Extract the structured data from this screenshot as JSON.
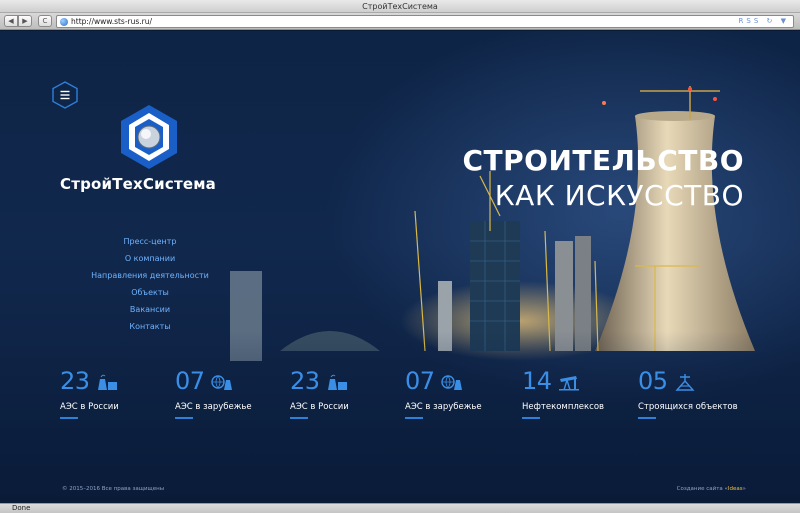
{
  "window": {
    "title": "СтройТехСистема"
  },
  "toolbar": {
    "back": "◀",
    "forward": "▶",
    "reload": "C",
    "url": "http://www.sts-rus.ru/",
    "right_icons": "RSS ↻ ▼"
  },
  "brand": {
    "logo_text": "СтройТехСистема"
  },
  "nav": {
    "items": [
      "Пресс-центр",
      "О компании",
      "Направления деятельности",
      "Объекты",
      "Вакансии",
      "Контакты"
    ]
  },
  "hero": {
    "line1": "СТРОИТЕЛЬСТВО",
    "line2": "КАК ИСКУССТВО"
  },
  "stats": [
    {
      "number": "23",
      "label": "АЭС в России",
      "icon": "nuclear-plant-icon"
    },
    {
      "number": "07",
      "label": "АЭС в зарубежье",
      "icon": "globe-plant-icon"
    },
    {
      "number": "23",
      "label": "АЭС в России",
      "icon": "nuclear-plant-icon"
    },
    {
      "number": "07",
      "label": "АЭС в зарубежье",
      "icon": "globe-plant-icon"
    },
    {
      "number": "14",
      "label": "Нефтекомплексов",
      "icon": "oil-pump-icon"
    },
    {
      "number": "05",
      "label": "Строящихся объектов",
      "icon": "construction-icon"
    }
  ],
  "footer": {
    "copyright": "© 2015–2016 Все права защищены",
    "credit_prefix": "Создание сайта «",
    "credit_link": "Ideas",
    "credit_suffix": "»"
  },
  "status": {
    "text": "Done"
  },
  "colors": {
    "accent": "#3b8ee6",
    "nav_link": "#6fb3ff",
    "background": "#0e2446"
  }
}
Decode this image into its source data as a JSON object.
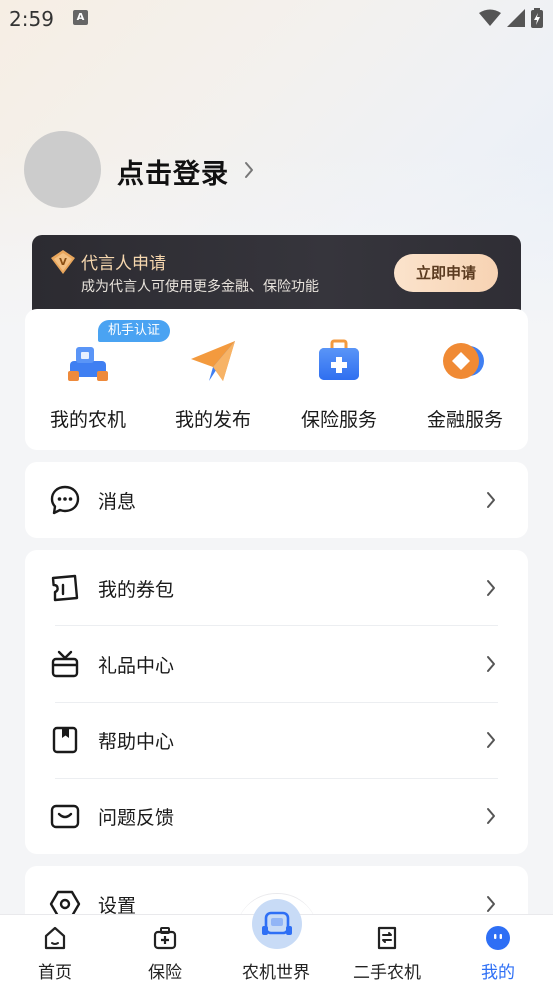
{
  "status_bar": {
    "time": "2:59",
    "notif_letter": "A"
  },
  "profile": {
    "login_text": "点击登录"
  },
  "banner": {
    "title": "代言人申请",
    "subtitle": "成为代言人可使用更多金融、保险功能",
    "button": "立即申请",
    "colors": {
      "title": "#f6d7ae",
      "button_bg": "#f7d3b3"
    }
  },
  "services": {
    "badge": "机手认证",
    "items": [
      {
        "label": "我的农机",
        "icon": "tractor-icon"
      },
      {
        "label": "我的发布",
        "icon": "paper-plane-icon"
      },
      {
        "label": "保险服务",
        "icon": "medical-kit-icon"
      },
      {
        "label": "金融服务",
        "icon": "coin-icon"
      }
    ]
  },
  "menu": {
    "message": {
      "label": "消息",
      "icon": "chat-bubble-icon"
    },
    "group": [
      {
        "label": "我的券包",
        "icon": "ticket-icon"
      },
      {
        "label": "礼品中心",
        "icon": "gift-icon"
      },
      {
        "label": "帮助中心",
        "icon": "book-icon"
      },
      {
        "label": "问题反馈",
        "icon": "feedback-icon"
      }
    ],
    "settings": {
      "label": "设置",
      "icon": "settings-icon"
    }
  },
  "tabbar": {
    "items": [
      {
        "label": "首页",
        "icon": "home-icon"
      },
      {
        "label": "保险",
        "icon": "insurance-icon"
      },
      {
        "label": "农机世界",
        "icon": "machine-icon"
      },
      {
        "label": "二手农机",
        "icon": "used-machine-icon"
      },
      {
        "label": "我的",
        "icon": "profile-face-icon"
      }
    ],
    "active_index": 4,
    "active_color": "#2e6ff5"
  }
}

§

Objective: Which lines above contain "data"? Show each of them.

Full answer:
Extract the structured data from this screenshot as JSON.
Decode this image into its source data as a JSON object.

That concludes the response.